• _THE EXERCISE_:
Find the string "students" and gather every line that holds it.

• _RECORD EXTRACTS_:
○ ○ ○

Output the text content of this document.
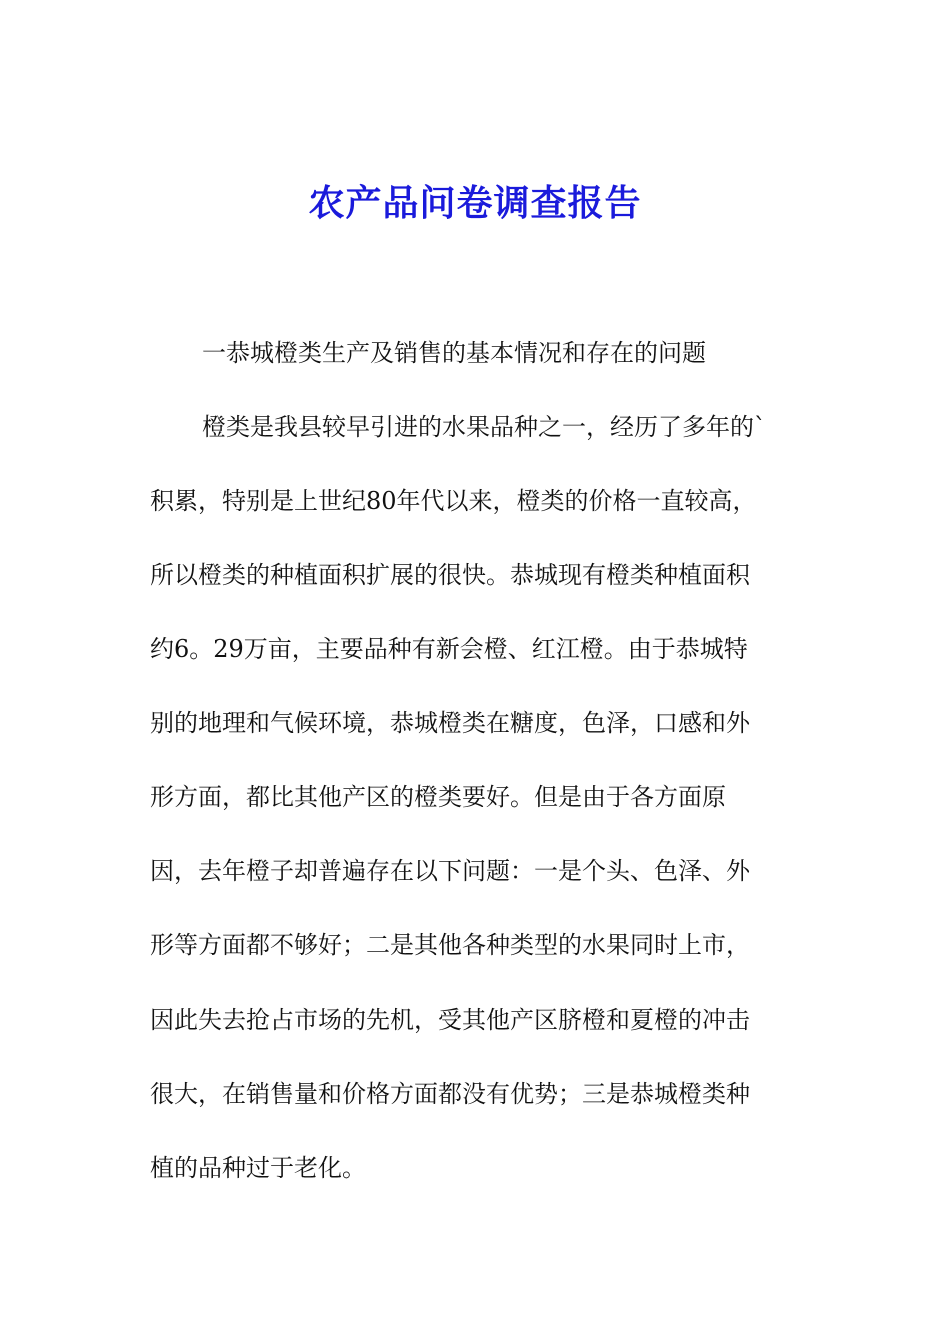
农产品问卷调查报告

一恭城橙类生产及销售的基本情况和存在的问题

橙类是我县较早引进的水果品种之一，经历了多年的`

积累，特别是上世纪80年代以来，橙类的价格一直较高，

所以橙类的种植面积扩展的很快。恭城现有橙类种植面积

约6。29万亩，主要品种有新会橙、红江橙。由于恭城特

别的地理和气候环境，恭城橙类在糖度，色泽，口感和外

形方面，都比其他产区的橙类要好。但是由于各方面原

因，去年橙子却普遍存在以下问题：一是个头、色泽、外

形等方面都不够好；二是其他各种类型的水果同时上市，

因此失去抢占市场的先机，受其他产区脐橙和夏橙的冲击

很大，在销售量和价格方面都没有优势；三是恭城橙类种

植的品种过于老化。
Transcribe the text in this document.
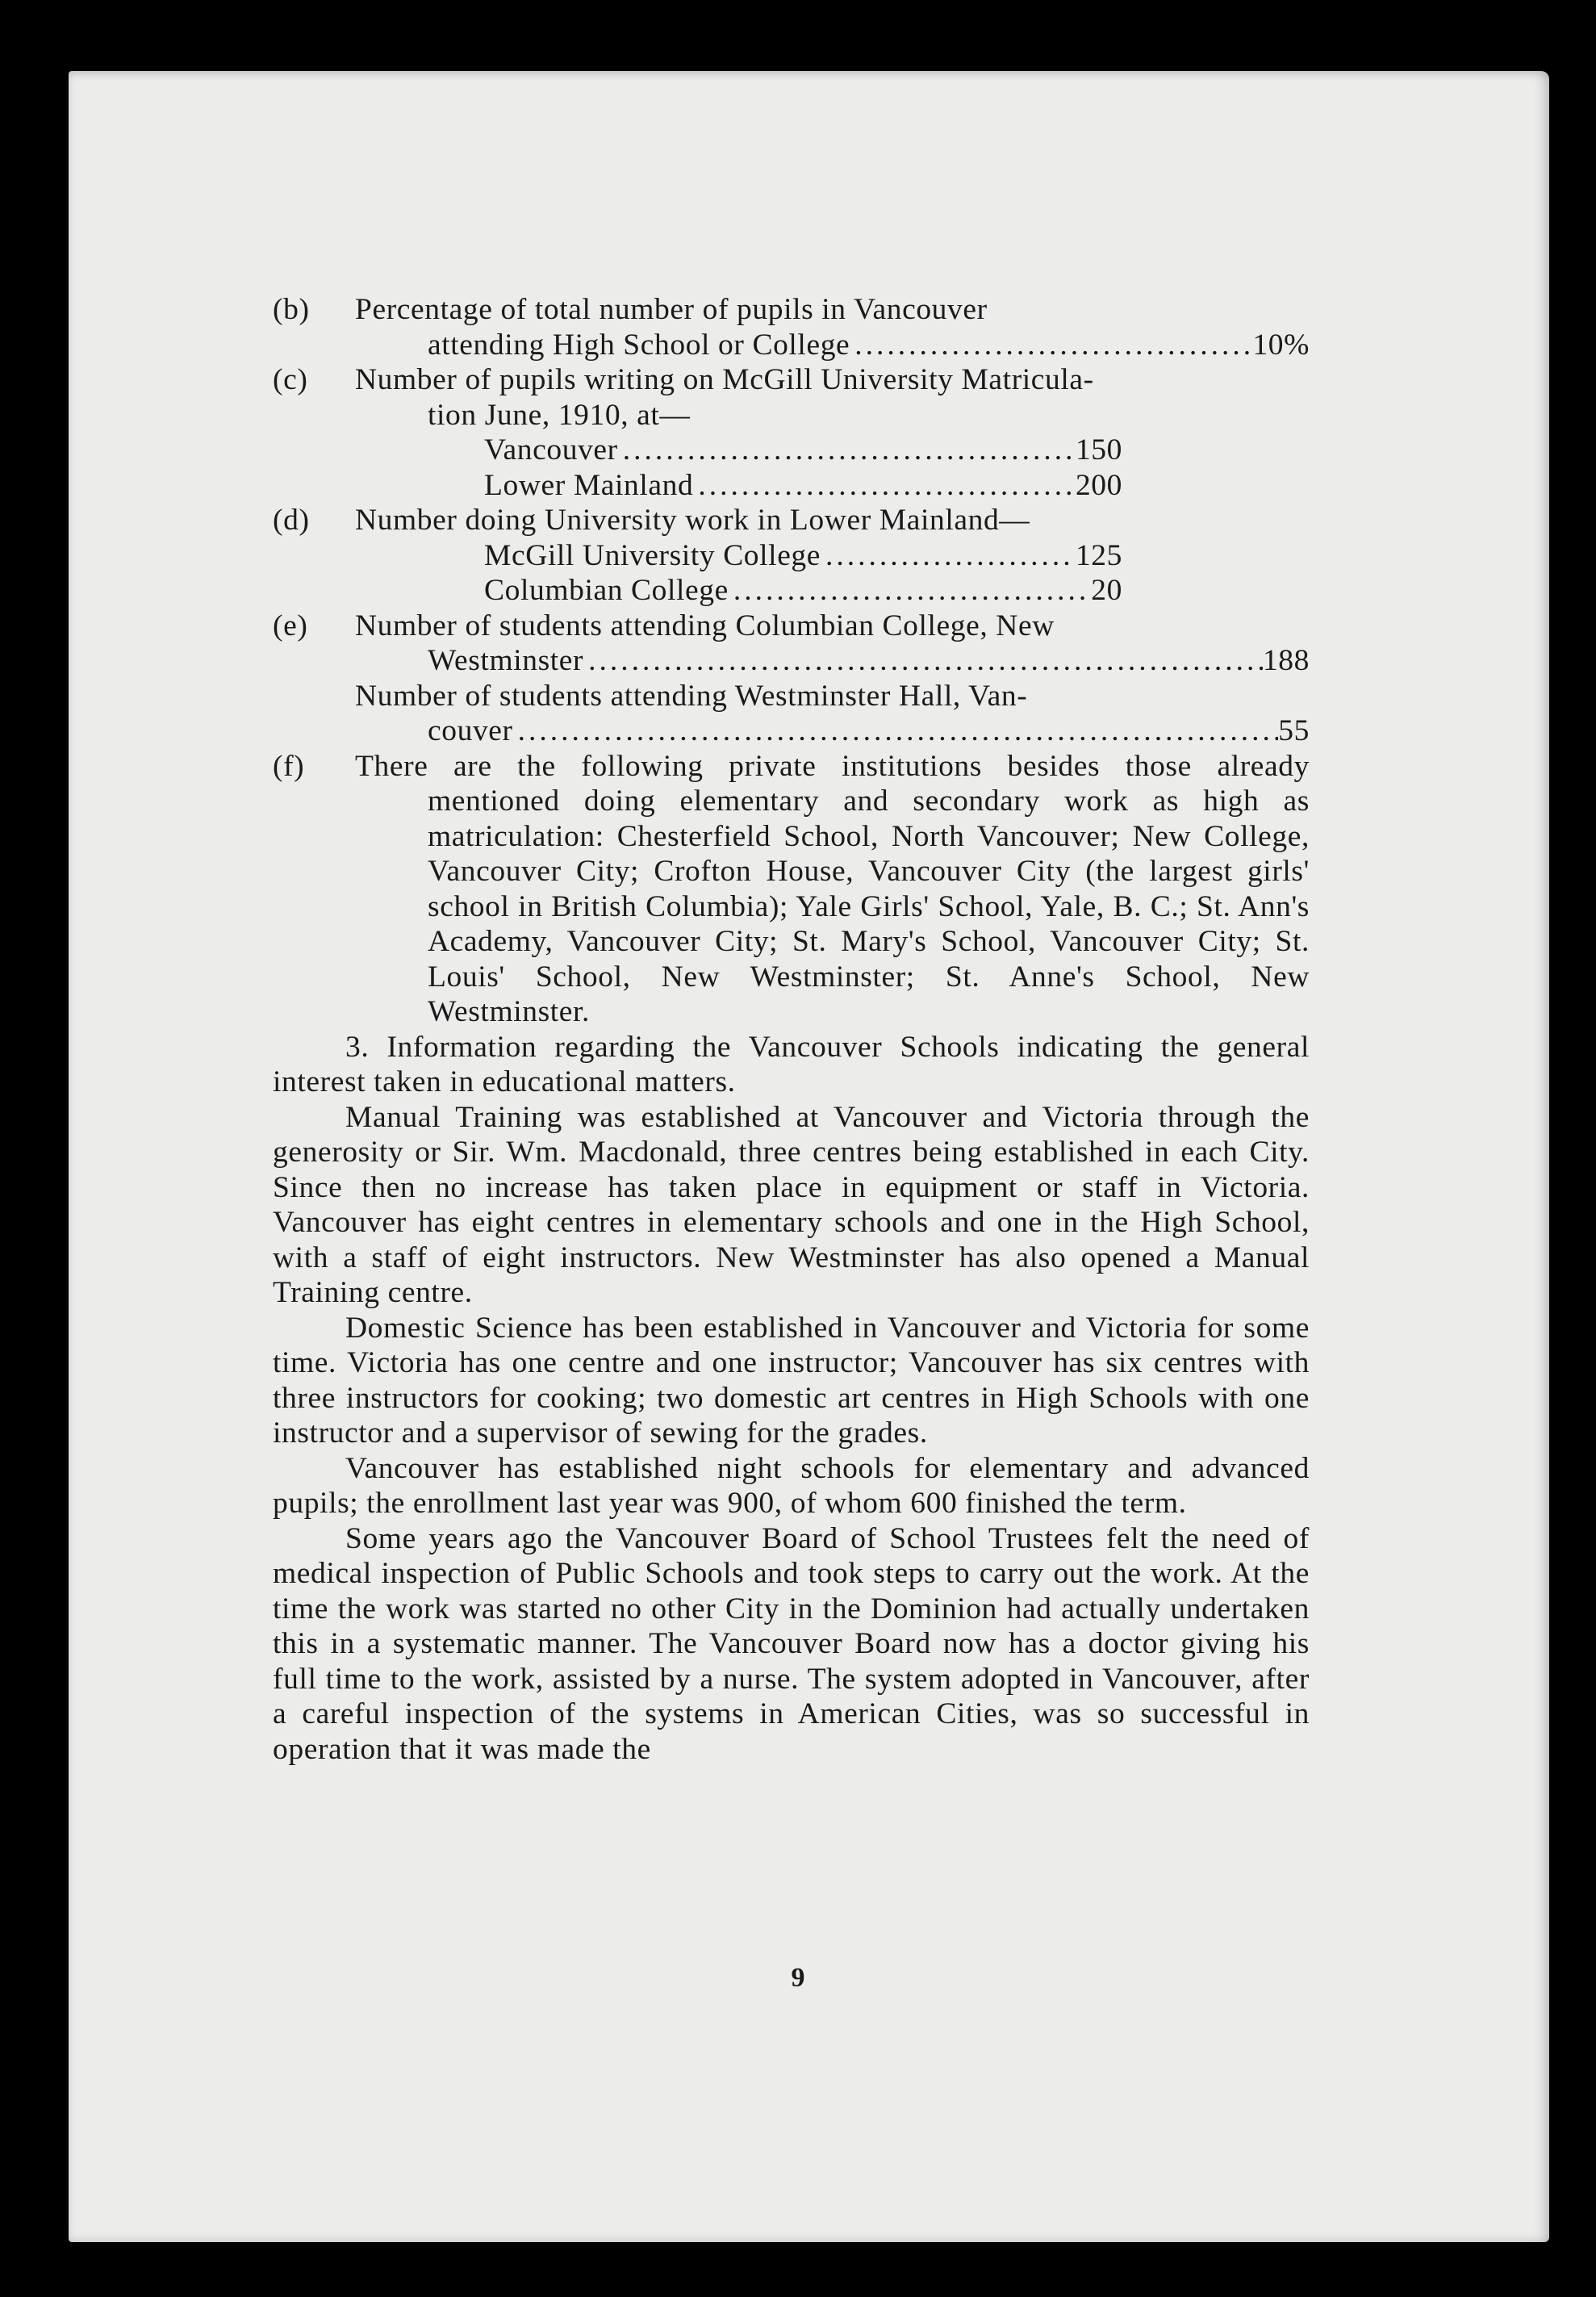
(b) Percentage of total number of pupils in Vancouver
attending High School or College .....	10%
(c) Number of pupils writing on McGill University Matricula-
tion June, 1910, at—
Vancouver .....	150
Lower Mainland .....	200
(d) Number doing University work in Lower Mainland—
McGill University College .....	125
Columbian College .....	20
(e) Number of students attending Columbian College, New
Westminster .....	188
Number of students attending Westminster Hall, Van-
couver .....	55
(f) There are the following private institutions besides those already mentioned doing elementary and secondary work as high as matriculation: Chesterfield School, North Vancouver; New College, Vancouver City; Crofton House, Vancouver City (the largest girls' school in British Columbia); Yale Girls' School, Yale, B. C.; St. Ann's Academy, Vancouver City; St. Mary's School, Vancouver City; St. Louis' School, New Westminster; St. Anne's School, New Westminster.

3. Information regarding the Vancouver Schools indicating the general interest taken in educational matters.

Manual Training was established at Vancouver and Victoria through the generosity or Sir. Wm. Macdonald, three centres being established in each City. Since then no increase has taken place in equipment or staff in Victoria. Vancouver has eight centres in elementary schools and one in the High School, with a staff of eight instructors. New Westminster has also opened a Manual Training centre.

Domestic Science has been established in Vancouver and Victoria for some time. Victoria has one centre and one instructor; Vancouver has six centres with three instructors for cooking; two domestic art centres in High Schools with one instructor and a supervisor of sewing for the grades.

Vancouver has established night schools for elementary and advanced pupils; the enrollment last year was 900, of whom 600 finished the term.

Some years ago the Vancouver Board of School Trustees felt the need of medical inspection of Public Schools and took steps to carry out the work. At the time the work was started no other City in the Dominion had actually undertaken this in a systematic manner. The Vancouver Board now has a doctor giving his full time to the work, assisted by a nurse. The system adopted in Vancouver, after a careful inspection of the systems in American Cities, was so successful in operation that it was made the

9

○ ○ ○

• _THE COMPLETED TASK_:
(e) Number of students attending Columbian College, New
Number of students attending Westminster Hall, Van-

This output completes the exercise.